(Extracts from a graphics dataset)
****************
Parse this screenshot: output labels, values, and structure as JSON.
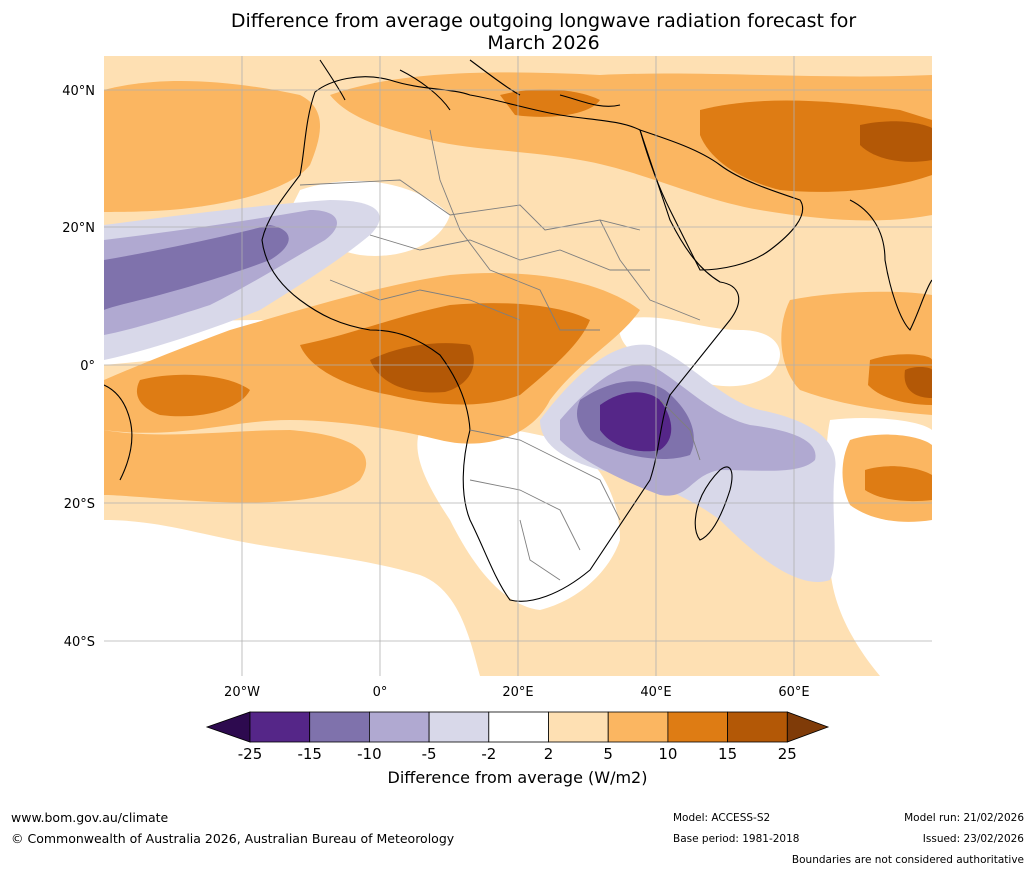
{
  "title_line1": "Difference from average outgoing longwave radiation forecast for",
  "title_line2": "March 2026",
  "axes": {
    "lat_labels": [
      "40°N",
      "20°N",
      "0°",
      "20°S",
      "40°S"
    ],
    "lon_labels": [
      "20°W",
      "0°",
      "20°E",
      "40°E",
      "60°E"
    ]
  },
  "colorbar": {
    "title": "Difference from average (W/m2)",
    "tick_labels": [
      "-25",
      "-15",
      "-10",
      "-5",
      "-2",
      "2",
      "5",
      "10",
      "15",
      "25"
    ],
    "colors": {
      "below_min": "#2d0a4f",
      "bins": [
        "#552688",
        "#7f72ac",
        "#b0a9d1",
        "#d8d8e9",
        "#ffffff",
        "#fee0b3",
        "#fbb661",
        "#de7c14",
        "#b35806"
      ],
      "above_max": "#7f3b08"
    }
  },
  "footer": {
    "website": "www.bom.gov.au/climate",
    "copyright": "© Commonwealth of Australia 2026, Australian Bureau of Meteorology",
    "model": "Model: ACCESS-S2",
    "base_period": "Base period: 1981-2018",
    "model_run": "Model run: 21/02/2026",
    "issued": "Issued: 23/02/2026",
    "disclaimer": "Boundaries are not considered authoritative"
  }
}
****************
OBJECTIVE.
Repeat the listing verbatim. Skip the pictures.

CORRECT OUTPUT.
Parse this screenshot: output labels, values, and structure as JSON.
{
  "title_line1": "Difference from average outgoing longwave radiation forecast for",
  "title_line2": "March 2026",
  "axes": {
    "lat_labels": [
      "40°N",
      "20°N",
      "0°",
      "20°S",
      "40°S"
    ],
    "lon_labels": [
      "20°W",
      "0°",
      "20°E",
      "40°E",
      "60°E"
    ]
  },
  "colorbar": {
    "title": "Difference from average (W/m2)",
    "tick_labels": [
      "-25",
      "-15",
      "-10",
      "-5",
      "-2",
      "2",
      "5",
      "10",
      "15",
      "25"
    ],
    "colors": {
      "below_min": "#2d0a4f",
      "bins": [
        "#552688",
        "#7f72ac",
        "#b0a9d1",
        "#d8d8e9",
        "#ffffff",
        "#fee0b3",
        "#fbb661",
        "#de7c14",
        "#b35806"
      ],
      "above_max": "#7f3b08"
    }
  },
  "footer": {
    "website": "www.bom.gov.au/climate",
    "copyright": "© Commonwealth of Australia 2026, Australian Bureau of Meteorology",
    "model": "Model: ACCESS-S2",
    "base_period": "Base period: 1981-2018",
    "model_run": "Model run: 21/02/2026",
    "issued": "Issued: 23/02/2026",
    "disclaimer": "Boundaries are not considered authoritative"
  }
}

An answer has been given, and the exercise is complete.